-- DATA TO USE start --

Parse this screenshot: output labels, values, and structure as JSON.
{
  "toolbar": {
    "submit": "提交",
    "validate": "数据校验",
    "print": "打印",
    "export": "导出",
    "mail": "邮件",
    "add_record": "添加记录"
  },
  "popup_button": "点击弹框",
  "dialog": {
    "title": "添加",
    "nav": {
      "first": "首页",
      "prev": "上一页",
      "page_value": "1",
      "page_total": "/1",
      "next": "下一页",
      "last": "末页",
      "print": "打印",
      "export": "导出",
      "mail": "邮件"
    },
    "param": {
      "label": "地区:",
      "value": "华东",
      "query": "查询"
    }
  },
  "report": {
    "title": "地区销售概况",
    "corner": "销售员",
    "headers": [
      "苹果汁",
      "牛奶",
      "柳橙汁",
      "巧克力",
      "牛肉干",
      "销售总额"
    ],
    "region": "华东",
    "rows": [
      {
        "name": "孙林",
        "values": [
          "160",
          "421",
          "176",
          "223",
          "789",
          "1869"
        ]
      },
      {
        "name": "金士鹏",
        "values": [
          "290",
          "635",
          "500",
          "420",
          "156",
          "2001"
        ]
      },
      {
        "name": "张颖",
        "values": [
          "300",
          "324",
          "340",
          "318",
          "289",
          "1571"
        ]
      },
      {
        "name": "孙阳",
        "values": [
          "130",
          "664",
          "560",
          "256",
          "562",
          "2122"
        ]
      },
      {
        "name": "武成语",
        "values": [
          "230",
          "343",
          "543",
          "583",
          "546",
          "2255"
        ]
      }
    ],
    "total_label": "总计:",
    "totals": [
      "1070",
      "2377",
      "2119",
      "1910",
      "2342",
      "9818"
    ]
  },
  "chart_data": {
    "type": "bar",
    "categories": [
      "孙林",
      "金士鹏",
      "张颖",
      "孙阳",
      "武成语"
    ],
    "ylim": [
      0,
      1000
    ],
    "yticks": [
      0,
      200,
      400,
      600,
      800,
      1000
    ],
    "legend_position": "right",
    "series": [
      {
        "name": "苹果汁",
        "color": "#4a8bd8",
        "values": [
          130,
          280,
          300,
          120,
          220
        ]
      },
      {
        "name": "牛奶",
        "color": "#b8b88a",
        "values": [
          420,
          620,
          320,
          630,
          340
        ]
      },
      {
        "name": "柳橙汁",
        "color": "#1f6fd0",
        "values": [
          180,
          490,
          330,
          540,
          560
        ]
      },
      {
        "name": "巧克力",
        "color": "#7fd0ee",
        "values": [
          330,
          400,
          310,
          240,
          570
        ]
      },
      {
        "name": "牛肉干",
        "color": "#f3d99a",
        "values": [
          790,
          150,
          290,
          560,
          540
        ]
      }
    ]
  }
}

-- DATA TO USE end --

Return every line above that contains the word "name".

FINISHED TASK
        "name": "孙林",
        "name": "金士鹏",
        "name": "张颖",
        "name": "孙阳",
        "name": "武成语",
        "name": "苹果汁",
        "name": "牛奶",
        "name": "柳橙汁",
        "name": "巧克力",
        "name": "牛肉干",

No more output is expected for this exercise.